═════ Excerpted records

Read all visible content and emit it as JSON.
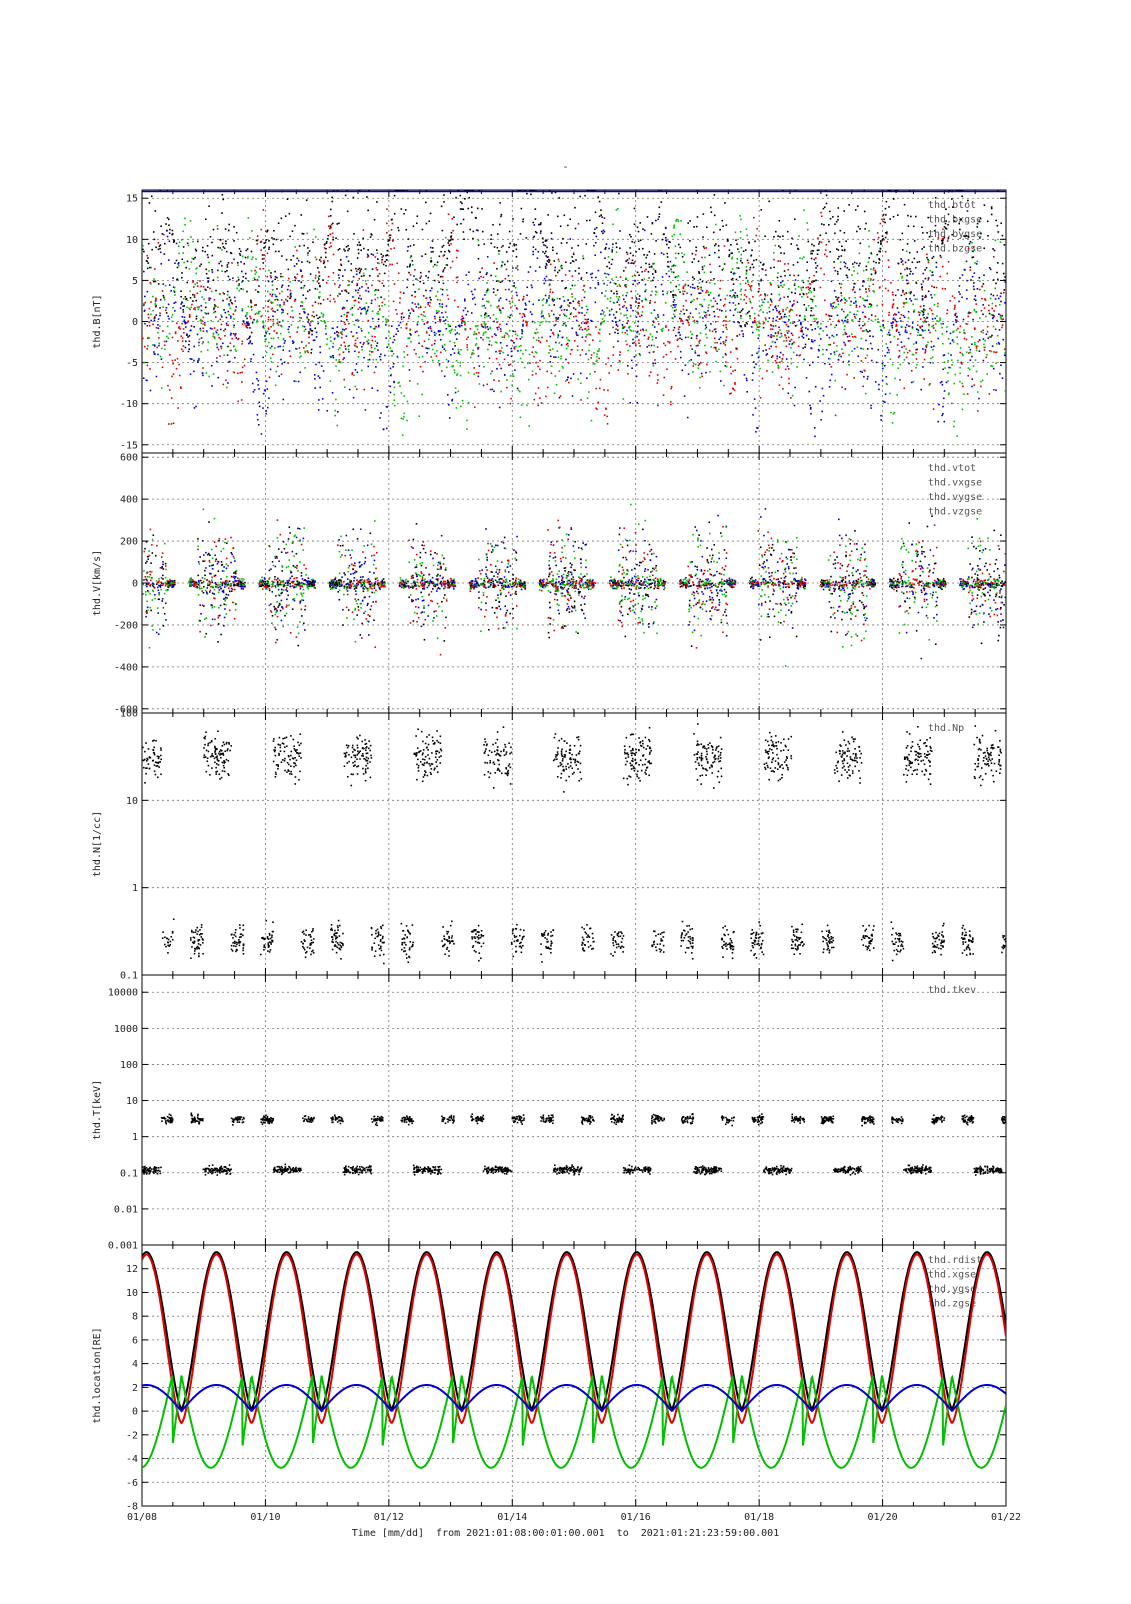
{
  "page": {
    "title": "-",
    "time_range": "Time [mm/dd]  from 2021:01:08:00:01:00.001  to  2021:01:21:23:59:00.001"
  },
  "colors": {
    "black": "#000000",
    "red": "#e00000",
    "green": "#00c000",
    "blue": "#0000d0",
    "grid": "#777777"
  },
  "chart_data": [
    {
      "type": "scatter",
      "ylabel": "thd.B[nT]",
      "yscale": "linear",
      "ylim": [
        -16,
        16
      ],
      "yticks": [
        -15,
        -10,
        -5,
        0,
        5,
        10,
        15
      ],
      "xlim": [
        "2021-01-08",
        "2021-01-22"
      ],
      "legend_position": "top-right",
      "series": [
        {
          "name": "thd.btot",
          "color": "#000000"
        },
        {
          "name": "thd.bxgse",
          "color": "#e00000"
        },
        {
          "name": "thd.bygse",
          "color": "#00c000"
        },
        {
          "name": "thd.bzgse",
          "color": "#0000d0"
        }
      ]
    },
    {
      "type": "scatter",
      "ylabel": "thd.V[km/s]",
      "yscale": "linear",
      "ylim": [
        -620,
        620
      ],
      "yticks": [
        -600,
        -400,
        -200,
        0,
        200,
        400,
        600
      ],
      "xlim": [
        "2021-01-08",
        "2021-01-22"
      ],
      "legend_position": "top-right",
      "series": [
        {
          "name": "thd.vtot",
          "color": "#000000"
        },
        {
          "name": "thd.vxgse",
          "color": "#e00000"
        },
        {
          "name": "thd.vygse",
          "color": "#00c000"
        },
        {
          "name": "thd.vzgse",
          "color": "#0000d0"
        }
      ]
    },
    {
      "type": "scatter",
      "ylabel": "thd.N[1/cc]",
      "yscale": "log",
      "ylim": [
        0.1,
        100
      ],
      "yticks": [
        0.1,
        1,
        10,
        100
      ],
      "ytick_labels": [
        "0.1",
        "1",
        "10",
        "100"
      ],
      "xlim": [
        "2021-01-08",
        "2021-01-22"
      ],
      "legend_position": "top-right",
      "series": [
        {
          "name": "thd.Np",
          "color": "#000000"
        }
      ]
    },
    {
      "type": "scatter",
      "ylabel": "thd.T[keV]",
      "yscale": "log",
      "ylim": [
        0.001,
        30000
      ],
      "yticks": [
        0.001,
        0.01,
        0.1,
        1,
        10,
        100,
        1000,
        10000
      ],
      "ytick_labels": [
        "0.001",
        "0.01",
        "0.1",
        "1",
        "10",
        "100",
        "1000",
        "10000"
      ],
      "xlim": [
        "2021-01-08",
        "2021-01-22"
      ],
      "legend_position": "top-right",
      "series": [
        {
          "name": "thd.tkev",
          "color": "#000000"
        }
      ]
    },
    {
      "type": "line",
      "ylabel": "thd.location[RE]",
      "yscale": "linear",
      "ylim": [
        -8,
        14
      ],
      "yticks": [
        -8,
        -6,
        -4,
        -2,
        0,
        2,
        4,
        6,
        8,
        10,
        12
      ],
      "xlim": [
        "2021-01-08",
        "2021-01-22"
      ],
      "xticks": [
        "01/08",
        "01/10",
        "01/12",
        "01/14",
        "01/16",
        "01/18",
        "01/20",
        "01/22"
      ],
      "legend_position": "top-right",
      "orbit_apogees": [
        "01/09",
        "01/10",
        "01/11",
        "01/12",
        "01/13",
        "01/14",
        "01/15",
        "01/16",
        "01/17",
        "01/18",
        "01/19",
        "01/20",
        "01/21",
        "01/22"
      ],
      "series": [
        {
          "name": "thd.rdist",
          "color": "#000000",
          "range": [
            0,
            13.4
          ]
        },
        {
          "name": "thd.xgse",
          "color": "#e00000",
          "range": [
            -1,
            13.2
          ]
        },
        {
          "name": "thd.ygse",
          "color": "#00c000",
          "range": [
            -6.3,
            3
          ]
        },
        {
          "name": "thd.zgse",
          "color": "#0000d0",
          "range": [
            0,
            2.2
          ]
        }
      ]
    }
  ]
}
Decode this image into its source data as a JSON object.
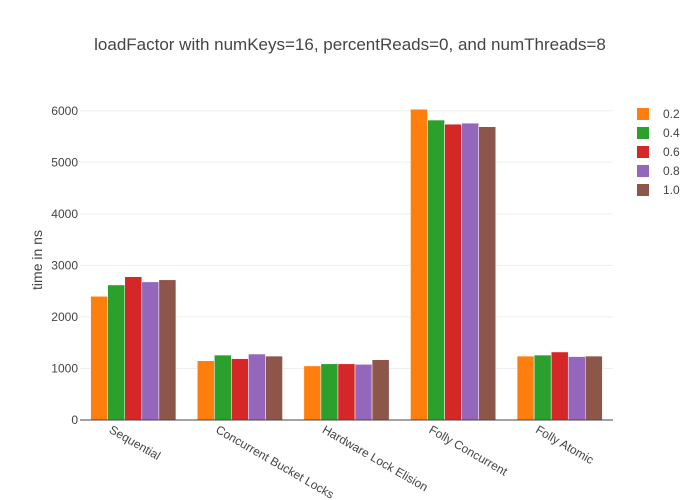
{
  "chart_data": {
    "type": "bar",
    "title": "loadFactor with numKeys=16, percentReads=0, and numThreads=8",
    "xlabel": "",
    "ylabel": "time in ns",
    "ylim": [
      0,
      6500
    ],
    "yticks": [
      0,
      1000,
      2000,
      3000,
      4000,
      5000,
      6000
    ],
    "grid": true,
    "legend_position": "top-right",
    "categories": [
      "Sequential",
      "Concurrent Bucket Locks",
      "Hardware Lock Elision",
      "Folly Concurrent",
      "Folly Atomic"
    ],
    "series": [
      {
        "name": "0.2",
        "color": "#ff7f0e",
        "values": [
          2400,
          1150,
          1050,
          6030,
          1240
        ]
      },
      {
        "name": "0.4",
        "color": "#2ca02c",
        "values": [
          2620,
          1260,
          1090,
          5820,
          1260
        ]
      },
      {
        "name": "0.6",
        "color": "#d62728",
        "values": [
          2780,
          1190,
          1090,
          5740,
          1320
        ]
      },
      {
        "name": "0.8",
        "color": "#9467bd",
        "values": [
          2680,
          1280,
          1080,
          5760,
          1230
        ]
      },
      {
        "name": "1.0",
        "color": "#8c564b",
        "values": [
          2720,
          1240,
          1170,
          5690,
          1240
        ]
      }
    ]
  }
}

══════════

Objective: The records above need to be restated word for word, with the pictures left out.

Expected output:
Read all visible content and emit it as JSON.
{
  "page": {
    "title": "-",
    "time_range": "Time [mm/dd]  from 2021:01:08:00:01:00.001  to  2021:01:21:23:59:00.001"
  },
  "colors": {
    "black": "#000000",
    "red": "#e00000",
    "green": "#00c000",
    "blue": "#0000d0",
    "grid": "#777777"
  },
  "chart_data": [
    {
      "type": "scatter",
      "ylabel": "thd.B[nT]",
      "yscale": "linear",
      "ylim": [
        -16,
        16
      ],
      "yticks": [
        -15,
        -10,
        -5,
        0,
        5,
        10,
        15
      ],
      "xlim": [
        "2021-01-08",
        "2021-01-22"
      ],
      "legend_position": "top-right",
      "series": [
        {
          "name": "thd.btot",
          "color": "#000000"
        },
        {
          "name": "thd.bxgse",
          "color": "#e00000"
        },
        {
          "name": "thd.bygse",
          "color": "#00c000"
        },
        {
          "name": "thd.bzgse",
          "color": "#0000d0"
        }
      ]
    },
    {
      "type": "scatter",
      "ylabel": "thd.V[km/s]",
      "yscale": "linear",
      "ylim": [
        -620,
        620
      ],
      "yticks": [
        -600,
        -400,
        -200,
        0,
        200,
        400,
        600
      ],
      "xlim": [
        "2021-01-08",
        "2021-01-22"
      ],
      "legend_position": "top-right",
      "series": [
        {
          "name": "thd.vtot",
          "color": "#000000"
        },
        {
          "name": "thd.vxgse",
          "color": "#e00000"
        },
        {
          "name": "thd.vygse",
          "color": "#00c000"
        },
        {
          "name": "thd.vzgse",
          "color": "#0000d0"
        }
      ]
    },
    {
      "type": "scatter",
      "ylabel": "thd.N[1/cc]",
      "yscale": "log",
      "ylim": [
        0.1,
        100
      ],
      "yticks": [
        0.1,
        1,
        10,
        100
      ],
      "ytick_labels": [
        "0.1",
        "1",
        "10",
        "100"
      ],
      "xlim": [
        "2021-01-08",
        "2021-01-22"
      ],
      "legend_position": "top-right",
      "series": [
        {
          "name": "thd.Np",
          "color": "#000000"
        }
      ]
    },
    {
      "type": "scatter",
      "ylabel": "thd.T[keV]",
      "yscale": "log",
      "ylim": [
        0.001,
        30000
      ],
      "yticks": [
        0.001,
        0.01,
        0.1,
        1,
        10,
        100,
        1000,
        10000
      ],
      "ytick_labels": [
        "0.001",
        "0.01",
        "0.1",
        "1",
        "10",
        "100",
        "1000",
        "10000"
      ],
      "xlim": [
        "2021-01-08",
        "2021-01-22"
      ],
      "legend_position": "top-right",
      "series": [
        {
          "name": "thd.tkev",
          "color": "#000000"
        }
      ]
    },
    {
      "type": "line",
      "ylabel": "thd.location[RE]",
      "yscale": "linear",
      "ylim": [
        -8,
        14
      ],
      "yticks": [
        -8,
        -6,
        -4,
        -2,
        0,
        2,
        4,
        6,
        8,
        10,
        12
      ],
      "xlim": [
        "2021-01-08",
        "2021-01-22"
      ],
      "xticks": [
        "01/08",
        "01/10",
        "01/12",
        "01/14",
        "01/16",
        "01/18",
        "01/20",
        "01/22"
      ],
      "legend_position": "top-right",
      "orbit_apogees": [
        "01/09",
        "01/10",
        "01/11",
        "01/12",
        "01/13",
        "01/14",
        "01/15",
        "01/16",
        "01/17",
        "01/18",
        "01/19",
        "01/20",
        "01/21",
        "01/22"
      ],
      "series": [
        {
          "name": "thd.rdist",
          "color": "#000000",
          "range": [
            0,
            13.4
          ]
        },
        {
          "name": "thd.xgse",
          "color": "#e00000",
          "range": [
            -1,
            13.2
          ]
        },
        {
          "name": "thd.ygse",
          "color": "#00c000",
          "range": [
            -6.3,
            3
          ]
        },
        {
          "name": "thd.zgse",
          "color": "#0000d0",
          "range": [
            0,
            2.2
          ]
        }
      ]
    }
  ]
}
Decode this image into its source data as a JSON object.
{
  "chart_data": {
    "type": "bar",
    "title": "loadFactor with numKeys=16, percentReads=0, and numThreads=8",
    "xlabel": "",
    "ylabel": "time in ns",
    "ylim": [
      0,
      6500
    ],
    "yticks": [
      0,
      1000,
      2000,
      3000,
      4000,
      5000,
      6000
    ],
    "grid": true,
    "legend_position": "top-right",
    "categories": [
      "Sequential",
      "Concurrent Bucket Locks",
      "Hardware Lock Elision",
      "Folly Concurrent",
      "Folly Atomic"
    ],
    "series": [
      {
        "name": "0.2",
        "color": "#ff7f0e",
        "values": [
          2400,
          1150,
          1050,
          6030,
          1240
        ]
      },
      {
        "name": "0.4",
        "color": "#2ca02c",
        "values": [
          2620,
          1260,
          1090,
          5820,
          1260
        ]
      },
      {
        "name": "0.6",
        "color": "#d62728",
        "values": [
          2780,
          1190,
          1090,
          5740,
          1320
        ]
      },
      {
        "name": "0.8",
        "color": "#9467bd",
        "values": [
          2680,
          1280,
          1080,
          5760,
          1230
        ]
      },
      {
        "name": "1.0",
        "color": "#8c564b",
        "values": [
          2720,
          1240,
          1170,
          5690,
          1240
        ]
      }
    ]
  }
}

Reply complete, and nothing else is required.